YOUR OBJECTIVE
Check each line of the records below for the word "from" and copy those where it appears.

Stored data
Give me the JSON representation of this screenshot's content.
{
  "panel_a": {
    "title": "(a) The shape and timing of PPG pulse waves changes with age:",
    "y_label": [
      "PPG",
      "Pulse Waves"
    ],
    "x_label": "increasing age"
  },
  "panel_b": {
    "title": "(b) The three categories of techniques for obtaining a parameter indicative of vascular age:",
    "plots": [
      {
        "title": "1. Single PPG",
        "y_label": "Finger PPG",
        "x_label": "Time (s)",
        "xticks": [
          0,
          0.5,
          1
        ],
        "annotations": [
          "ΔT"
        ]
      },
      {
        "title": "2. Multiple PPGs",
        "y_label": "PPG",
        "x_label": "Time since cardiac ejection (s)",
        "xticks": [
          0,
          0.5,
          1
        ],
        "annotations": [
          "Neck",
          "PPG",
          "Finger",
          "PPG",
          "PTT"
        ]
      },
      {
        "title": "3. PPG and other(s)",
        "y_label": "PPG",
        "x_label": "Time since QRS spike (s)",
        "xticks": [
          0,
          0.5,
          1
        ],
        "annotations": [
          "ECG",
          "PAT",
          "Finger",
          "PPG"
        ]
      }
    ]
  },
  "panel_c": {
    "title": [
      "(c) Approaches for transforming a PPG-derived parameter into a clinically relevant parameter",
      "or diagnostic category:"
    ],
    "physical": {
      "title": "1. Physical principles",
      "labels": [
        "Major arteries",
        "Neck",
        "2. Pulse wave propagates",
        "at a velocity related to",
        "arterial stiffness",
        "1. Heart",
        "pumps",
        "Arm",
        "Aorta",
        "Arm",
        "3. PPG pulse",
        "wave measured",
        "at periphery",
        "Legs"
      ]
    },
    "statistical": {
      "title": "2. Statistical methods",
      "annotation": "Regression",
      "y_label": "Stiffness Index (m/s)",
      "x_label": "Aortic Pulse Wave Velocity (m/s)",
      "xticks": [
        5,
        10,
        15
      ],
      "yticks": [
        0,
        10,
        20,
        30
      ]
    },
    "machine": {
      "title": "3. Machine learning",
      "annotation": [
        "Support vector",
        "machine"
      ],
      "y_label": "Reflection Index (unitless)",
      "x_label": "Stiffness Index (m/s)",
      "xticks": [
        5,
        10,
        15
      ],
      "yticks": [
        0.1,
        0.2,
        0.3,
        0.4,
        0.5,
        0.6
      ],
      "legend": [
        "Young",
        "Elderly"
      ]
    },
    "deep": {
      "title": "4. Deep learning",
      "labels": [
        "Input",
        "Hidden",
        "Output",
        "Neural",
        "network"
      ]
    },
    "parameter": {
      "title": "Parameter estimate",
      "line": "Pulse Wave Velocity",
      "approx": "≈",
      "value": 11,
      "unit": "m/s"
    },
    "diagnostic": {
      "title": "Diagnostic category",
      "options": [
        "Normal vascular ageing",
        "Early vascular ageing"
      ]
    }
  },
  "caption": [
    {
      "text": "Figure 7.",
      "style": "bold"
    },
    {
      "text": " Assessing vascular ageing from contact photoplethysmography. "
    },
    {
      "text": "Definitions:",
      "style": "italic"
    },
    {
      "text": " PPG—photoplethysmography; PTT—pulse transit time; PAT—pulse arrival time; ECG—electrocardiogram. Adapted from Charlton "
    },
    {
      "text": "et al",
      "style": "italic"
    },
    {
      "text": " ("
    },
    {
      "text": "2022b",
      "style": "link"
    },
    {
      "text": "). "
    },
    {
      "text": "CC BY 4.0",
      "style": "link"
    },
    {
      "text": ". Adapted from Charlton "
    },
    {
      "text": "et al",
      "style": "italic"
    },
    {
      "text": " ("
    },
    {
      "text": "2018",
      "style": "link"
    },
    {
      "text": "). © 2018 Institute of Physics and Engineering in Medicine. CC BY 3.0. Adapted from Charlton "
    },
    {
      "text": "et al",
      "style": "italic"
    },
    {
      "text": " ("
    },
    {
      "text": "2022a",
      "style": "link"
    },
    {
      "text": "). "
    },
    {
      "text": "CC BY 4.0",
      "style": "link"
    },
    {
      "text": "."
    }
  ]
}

SOLUTION TO THIS EXERCISE
      "text": " Assessing vascular ageing from contact photoplethysmography. "
      "text": " PPG—photoplethysmography; PTT—pulse transit time; PAT—pulse arrival time; ECG—electrocardiogram. Adapted from Charlton "
      "text": ". Adapted from Charlton "
      "text": "). © 2018 Institute of Physics and Engineering in Medicine. CC BY 3.0. Adapted from Charlton "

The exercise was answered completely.